Listing.
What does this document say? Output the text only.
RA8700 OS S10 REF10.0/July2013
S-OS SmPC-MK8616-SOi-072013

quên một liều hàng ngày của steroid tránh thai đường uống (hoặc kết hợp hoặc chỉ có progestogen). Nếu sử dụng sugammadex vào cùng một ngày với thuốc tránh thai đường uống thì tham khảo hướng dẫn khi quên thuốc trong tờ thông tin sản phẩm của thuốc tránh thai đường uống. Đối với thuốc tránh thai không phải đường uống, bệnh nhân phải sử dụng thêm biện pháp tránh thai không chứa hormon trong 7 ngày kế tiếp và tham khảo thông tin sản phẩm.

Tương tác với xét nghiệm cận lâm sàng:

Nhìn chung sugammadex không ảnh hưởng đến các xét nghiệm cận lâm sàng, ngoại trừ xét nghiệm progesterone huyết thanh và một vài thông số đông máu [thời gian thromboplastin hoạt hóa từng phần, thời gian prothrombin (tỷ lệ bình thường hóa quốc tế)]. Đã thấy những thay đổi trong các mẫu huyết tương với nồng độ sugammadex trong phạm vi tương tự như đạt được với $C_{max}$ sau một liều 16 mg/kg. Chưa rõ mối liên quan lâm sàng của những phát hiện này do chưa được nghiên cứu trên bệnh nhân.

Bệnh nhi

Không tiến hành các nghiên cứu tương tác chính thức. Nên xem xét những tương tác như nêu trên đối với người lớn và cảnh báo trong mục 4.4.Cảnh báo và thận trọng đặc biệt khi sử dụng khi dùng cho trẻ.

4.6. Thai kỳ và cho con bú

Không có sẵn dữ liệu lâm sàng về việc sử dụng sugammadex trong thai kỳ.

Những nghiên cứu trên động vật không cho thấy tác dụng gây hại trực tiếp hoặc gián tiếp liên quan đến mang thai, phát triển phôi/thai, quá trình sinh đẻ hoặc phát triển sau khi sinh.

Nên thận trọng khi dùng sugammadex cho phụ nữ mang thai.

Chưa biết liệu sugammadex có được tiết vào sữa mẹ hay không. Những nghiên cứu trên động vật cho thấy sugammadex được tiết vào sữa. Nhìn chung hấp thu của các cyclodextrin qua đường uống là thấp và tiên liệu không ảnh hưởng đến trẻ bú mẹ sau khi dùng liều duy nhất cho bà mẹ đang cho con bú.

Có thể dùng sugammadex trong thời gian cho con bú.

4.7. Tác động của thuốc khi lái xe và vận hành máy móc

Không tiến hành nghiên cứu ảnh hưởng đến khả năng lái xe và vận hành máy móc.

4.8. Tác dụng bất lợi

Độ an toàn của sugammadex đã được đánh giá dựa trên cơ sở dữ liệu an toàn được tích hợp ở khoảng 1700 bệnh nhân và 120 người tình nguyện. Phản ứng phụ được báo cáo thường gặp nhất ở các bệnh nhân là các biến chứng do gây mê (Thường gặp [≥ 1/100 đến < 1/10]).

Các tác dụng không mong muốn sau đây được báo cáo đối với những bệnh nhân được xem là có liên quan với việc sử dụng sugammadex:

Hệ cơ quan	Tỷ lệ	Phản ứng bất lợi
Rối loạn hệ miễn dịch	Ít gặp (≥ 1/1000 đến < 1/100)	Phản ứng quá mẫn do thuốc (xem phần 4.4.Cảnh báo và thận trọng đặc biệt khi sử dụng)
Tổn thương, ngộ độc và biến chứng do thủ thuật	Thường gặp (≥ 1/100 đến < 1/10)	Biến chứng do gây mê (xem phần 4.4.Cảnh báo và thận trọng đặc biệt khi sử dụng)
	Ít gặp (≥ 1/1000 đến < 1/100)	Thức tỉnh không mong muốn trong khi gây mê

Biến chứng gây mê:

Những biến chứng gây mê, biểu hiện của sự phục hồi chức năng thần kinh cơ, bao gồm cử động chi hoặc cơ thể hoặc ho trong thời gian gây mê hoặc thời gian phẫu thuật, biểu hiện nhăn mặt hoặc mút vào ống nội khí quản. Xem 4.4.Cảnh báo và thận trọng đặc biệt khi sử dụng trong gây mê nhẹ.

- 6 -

--

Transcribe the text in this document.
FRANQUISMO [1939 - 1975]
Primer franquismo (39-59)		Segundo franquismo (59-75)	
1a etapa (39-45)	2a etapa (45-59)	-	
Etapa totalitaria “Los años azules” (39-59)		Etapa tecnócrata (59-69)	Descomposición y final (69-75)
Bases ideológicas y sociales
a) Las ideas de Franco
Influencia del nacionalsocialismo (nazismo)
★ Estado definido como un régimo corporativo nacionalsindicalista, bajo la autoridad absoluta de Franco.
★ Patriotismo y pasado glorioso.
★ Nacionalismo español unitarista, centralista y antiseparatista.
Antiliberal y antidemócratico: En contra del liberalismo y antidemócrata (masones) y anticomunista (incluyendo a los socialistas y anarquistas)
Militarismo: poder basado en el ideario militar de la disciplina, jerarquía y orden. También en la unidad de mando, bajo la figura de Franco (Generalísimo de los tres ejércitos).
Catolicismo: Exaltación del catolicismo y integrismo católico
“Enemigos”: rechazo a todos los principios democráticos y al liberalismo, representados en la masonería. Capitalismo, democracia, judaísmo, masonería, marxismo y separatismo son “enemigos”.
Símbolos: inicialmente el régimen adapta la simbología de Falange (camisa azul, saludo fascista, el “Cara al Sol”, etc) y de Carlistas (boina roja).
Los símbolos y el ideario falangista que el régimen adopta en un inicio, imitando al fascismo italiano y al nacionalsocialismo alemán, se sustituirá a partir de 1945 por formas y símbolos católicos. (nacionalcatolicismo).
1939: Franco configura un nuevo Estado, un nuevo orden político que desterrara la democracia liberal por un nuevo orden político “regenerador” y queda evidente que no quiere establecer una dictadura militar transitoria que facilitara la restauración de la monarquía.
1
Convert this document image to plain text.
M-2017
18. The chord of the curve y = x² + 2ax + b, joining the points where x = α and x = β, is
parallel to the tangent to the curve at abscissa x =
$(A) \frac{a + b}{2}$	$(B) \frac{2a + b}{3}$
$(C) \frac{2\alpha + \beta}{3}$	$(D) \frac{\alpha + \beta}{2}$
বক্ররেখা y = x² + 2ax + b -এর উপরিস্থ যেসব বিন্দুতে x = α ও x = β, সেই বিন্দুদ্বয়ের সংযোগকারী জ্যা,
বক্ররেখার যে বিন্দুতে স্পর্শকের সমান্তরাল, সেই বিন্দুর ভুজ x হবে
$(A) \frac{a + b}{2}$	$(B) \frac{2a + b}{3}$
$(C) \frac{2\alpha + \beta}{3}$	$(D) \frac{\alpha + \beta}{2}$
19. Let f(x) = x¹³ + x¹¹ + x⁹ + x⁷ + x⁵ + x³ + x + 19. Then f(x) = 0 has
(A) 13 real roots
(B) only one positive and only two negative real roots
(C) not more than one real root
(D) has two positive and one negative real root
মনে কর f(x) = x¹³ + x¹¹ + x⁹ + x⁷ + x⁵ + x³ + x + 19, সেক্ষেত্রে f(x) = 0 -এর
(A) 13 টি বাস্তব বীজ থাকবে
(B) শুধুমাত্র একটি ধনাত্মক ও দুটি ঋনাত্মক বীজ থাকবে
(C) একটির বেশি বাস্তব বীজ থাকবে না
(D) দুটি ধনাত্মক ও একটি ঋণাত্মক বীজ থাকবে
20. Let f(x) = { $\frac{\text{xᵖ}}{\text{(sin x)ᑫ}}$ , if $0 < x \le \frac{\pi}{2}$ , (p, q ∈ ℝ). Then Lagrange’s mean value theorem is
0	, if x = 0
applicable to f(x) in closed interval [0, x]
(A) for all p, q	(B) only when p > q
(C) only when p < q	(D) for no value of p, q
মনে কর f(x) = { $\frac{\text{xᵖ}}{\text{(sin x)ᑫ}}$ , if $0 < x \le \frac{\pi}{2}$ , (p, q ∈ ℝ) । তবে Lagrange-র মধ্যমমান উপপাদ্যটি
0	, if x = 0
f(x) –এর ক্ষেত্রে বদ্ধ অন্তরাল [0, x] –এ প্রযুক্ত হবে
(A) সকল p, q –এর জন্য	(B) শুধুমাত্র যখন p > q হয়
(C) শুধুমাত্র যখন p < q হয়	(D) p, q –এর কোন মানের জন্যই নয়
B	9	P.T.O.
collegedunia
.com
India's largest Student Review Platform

...

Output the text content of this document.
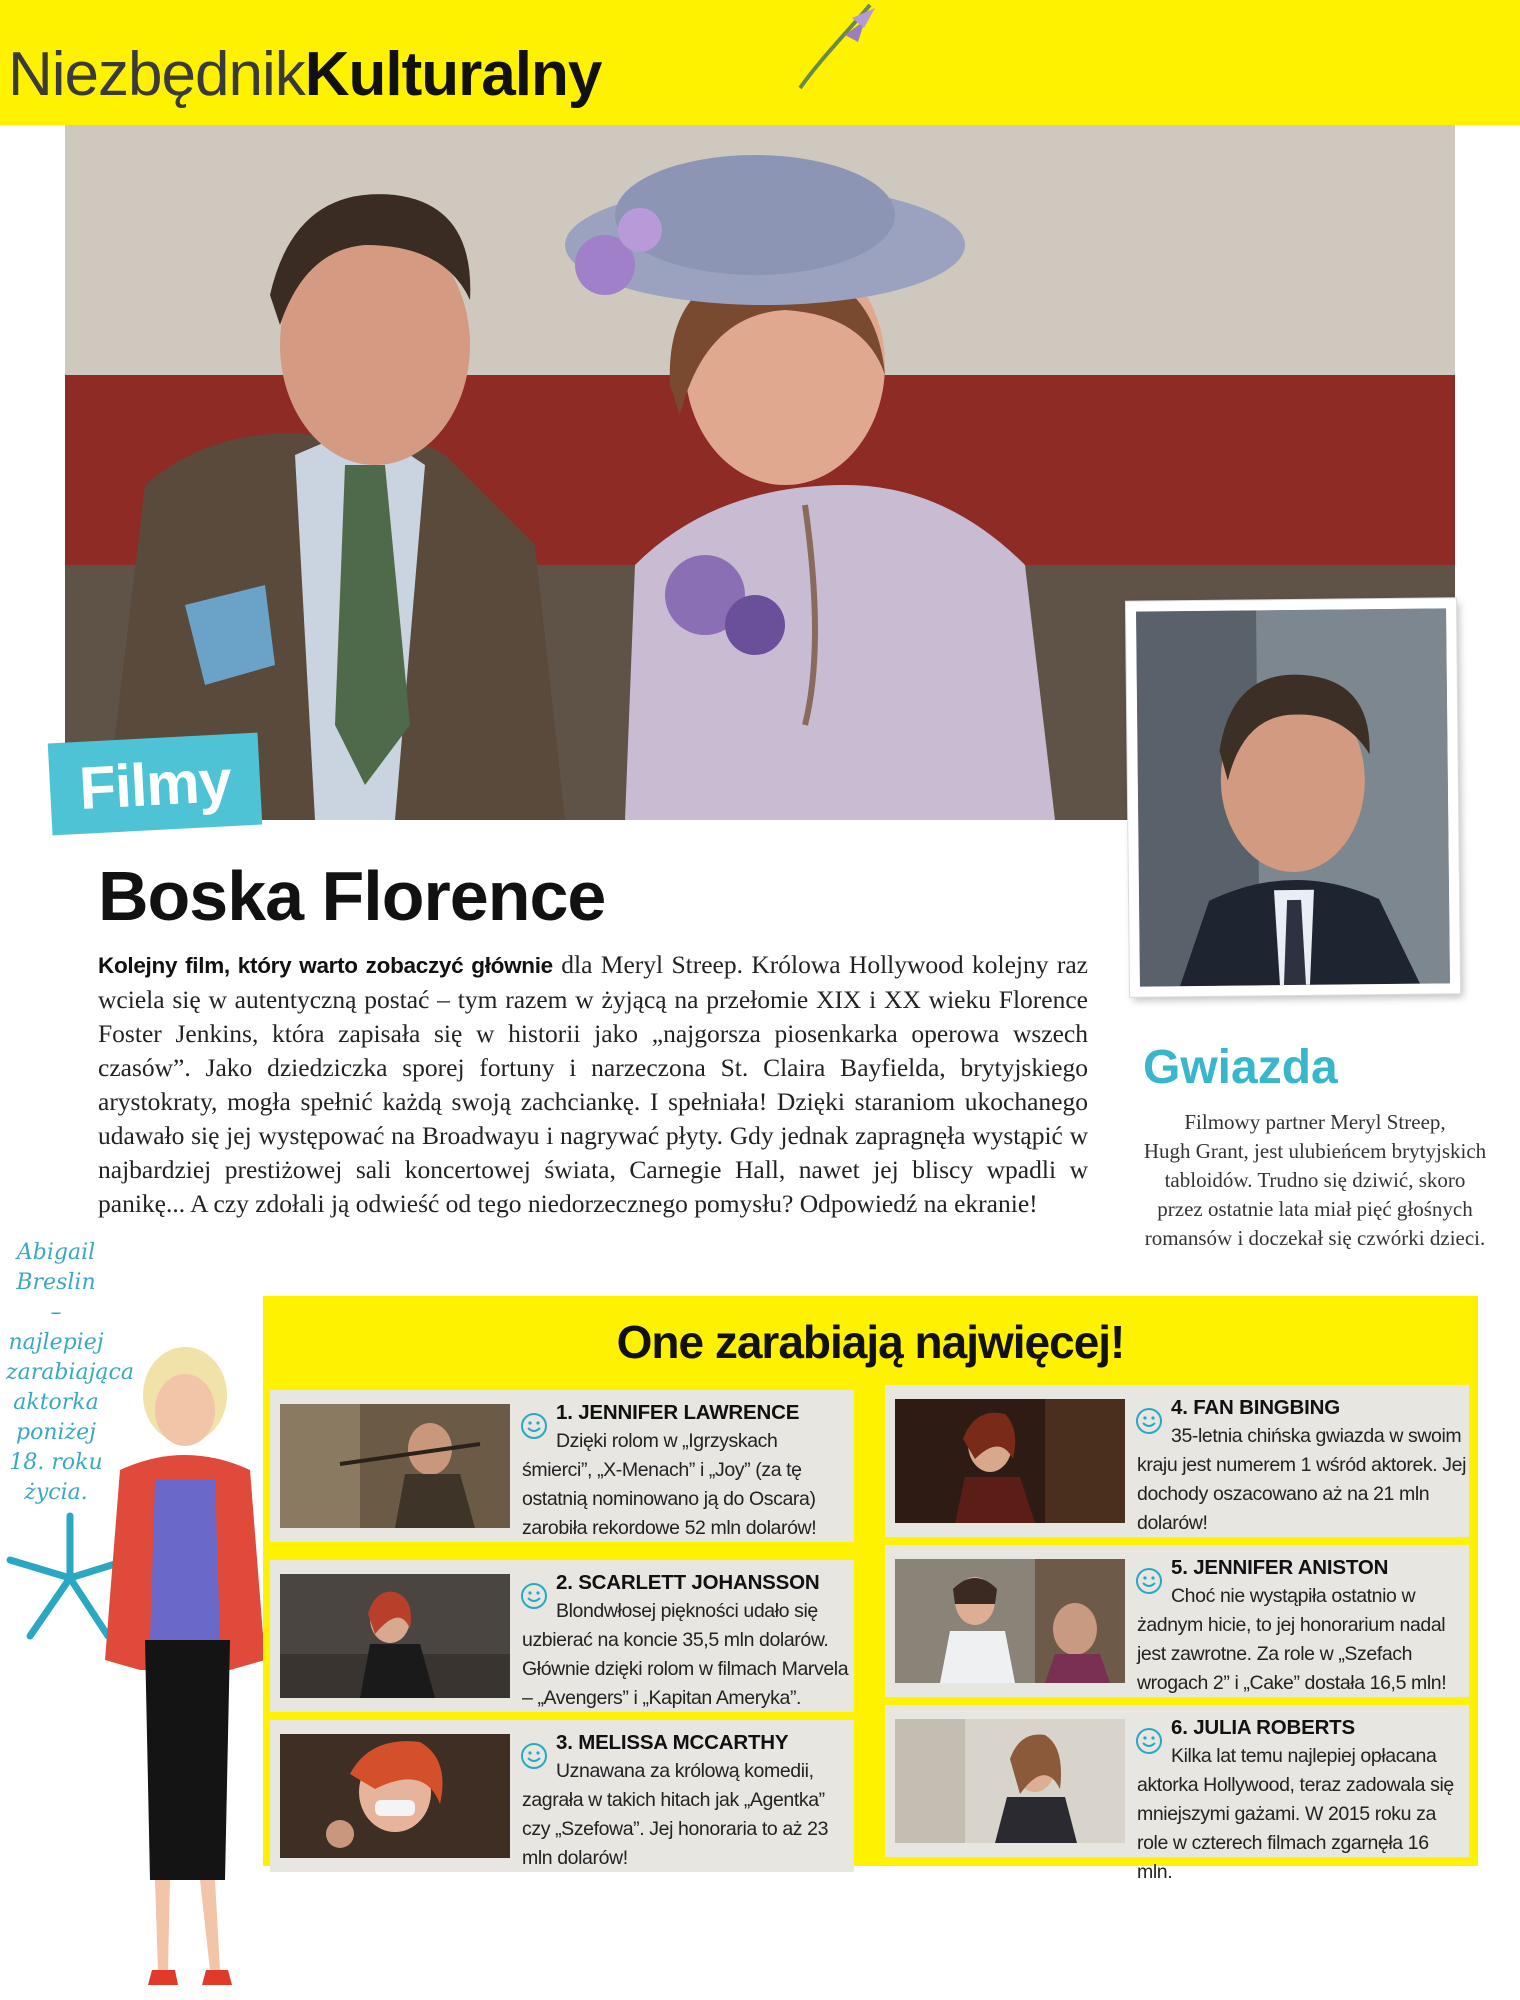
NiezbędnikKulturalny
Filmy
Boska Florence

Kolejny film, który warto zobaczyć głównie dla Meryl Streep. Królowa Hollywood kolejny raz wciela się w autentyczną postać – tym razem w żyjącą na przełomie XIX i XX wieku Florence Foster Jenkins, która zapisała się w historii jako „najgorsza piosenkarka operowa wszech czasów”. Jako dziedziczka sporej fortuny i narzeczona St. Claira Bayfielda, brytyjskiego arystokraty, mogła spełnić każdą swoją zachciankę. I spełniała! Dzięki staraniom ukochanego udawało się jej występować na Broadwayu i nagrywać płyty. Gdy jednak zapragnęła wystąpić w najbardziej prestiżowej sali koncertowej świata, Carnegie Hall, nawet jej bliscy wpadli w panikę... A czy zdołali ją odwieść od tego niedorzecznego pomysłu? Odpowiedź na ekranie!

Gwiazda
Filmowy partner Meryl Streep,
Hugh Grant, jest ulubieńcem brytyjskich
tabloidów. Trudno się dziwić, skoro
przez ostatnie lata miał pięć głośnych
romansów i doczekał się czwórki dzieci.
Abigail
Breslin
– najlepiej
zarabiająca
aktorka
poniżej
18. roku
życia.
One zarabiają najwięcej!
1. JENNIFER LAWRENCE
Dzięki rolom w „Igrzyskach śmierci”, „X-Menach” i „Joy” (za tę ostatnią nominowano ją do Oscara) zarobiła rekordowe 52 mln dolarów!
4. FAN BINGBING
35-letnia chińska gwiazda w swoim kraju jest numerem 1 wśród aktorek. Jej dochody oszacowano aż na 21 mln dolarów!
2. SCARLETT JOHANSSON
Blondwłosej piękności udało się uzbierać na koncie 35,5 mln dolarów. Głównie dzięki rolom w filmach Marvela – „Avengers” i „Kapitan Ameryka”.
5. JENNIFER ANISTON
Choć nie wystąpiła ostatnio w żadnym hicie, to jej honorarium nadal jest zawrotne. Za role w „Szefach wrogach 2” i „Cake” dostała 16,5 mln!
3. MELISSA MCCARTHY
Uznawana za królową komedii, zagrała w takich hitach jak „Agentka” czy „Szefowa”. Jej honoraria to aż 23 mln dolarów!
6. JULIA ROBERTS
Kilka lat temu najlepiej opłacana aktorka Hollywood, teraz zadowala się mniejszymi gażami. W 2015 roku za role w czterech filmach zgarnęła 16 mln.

The exercise. In the lines above, locate the string "aktorka". Copy every line where it occurs.

Solution below.
aktorka
Kilka lat temu najlepiej opłacana aktorka Hollywood, teraz zadowala się mniejszymi gażami. W 2015 roku za role w czterech filmach zgarnęła 16 mln.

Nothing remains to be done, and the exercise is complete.